- [Action item]: Tally the lines in the data below in which the word "from" occurs, then give only the total.

[Records of document pages]
= = = = =

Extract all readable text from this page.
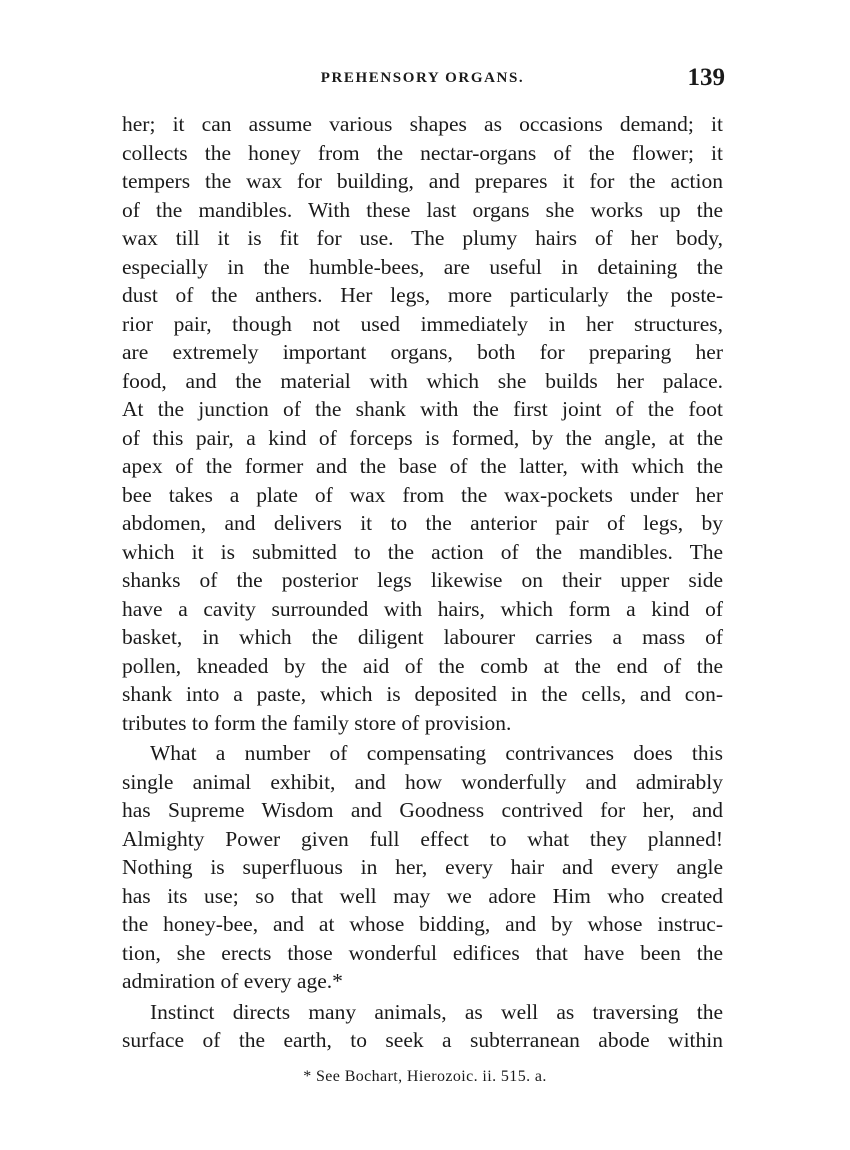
PREHENSORY ORGANS.	139
her; it can assume various shapes as occasions demand; it
collects the honey from the nectar-organs of the flower; it
tempers the wax for building, and prepares it for the action
of the mandibles. With these last organs she works up the
wax till it is fit for use. The plumy hairs of her body,
especially in the humble-bees, are useful in detaining the
dust of the anthers. Her legs, more particularly the poste-
rior pair, though not used immediately in her structures,
are extremely important organs, both for preparing her
food, and the material with which she builds her palace.
At the junction of the shank with the first joint of the foot
of this pair, a kind of forceps is formed, by the angle, at the
apex of the former and the base of the latter, with which the
bee takes a plate of wax from the wax-pockets under her
abdomen, and delivers it to the anterior pair of legs, by
which it is submitted to the action of the mandibles. The
shanks of the posterior legs likewise on their upper side
have a cavity surrounded with hairs, which form a kind of
basket, in which the diligent labourer carries a mass of
pollen, kneaded by the aid of the comb at the end of the
shank into a paste, which is deposited in the cells, and con-
tributes to form the family store of provision.
What a number of compensating contrivances does this
single animal exhibit, and how wonderfully and admirably
has Supreme Wisdom and Goodness contrived for her, and
Almighty Power given full effect to what they planned!
Nothing is superfluous in her, every hair and every angle
has its use; so that well may we adore Him who created
the honey-bee, and at whose bidding, and by whose instruc-
tion, she erects those wonderful edifices that have been the
admiration of every age.*
Instinct directs many animals, as well as traversing the
surface of the earth, to seek a subterranean abode within
* See Bochart, Hierozoic. ii. 515. a.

= = = = =

- [Result]: 3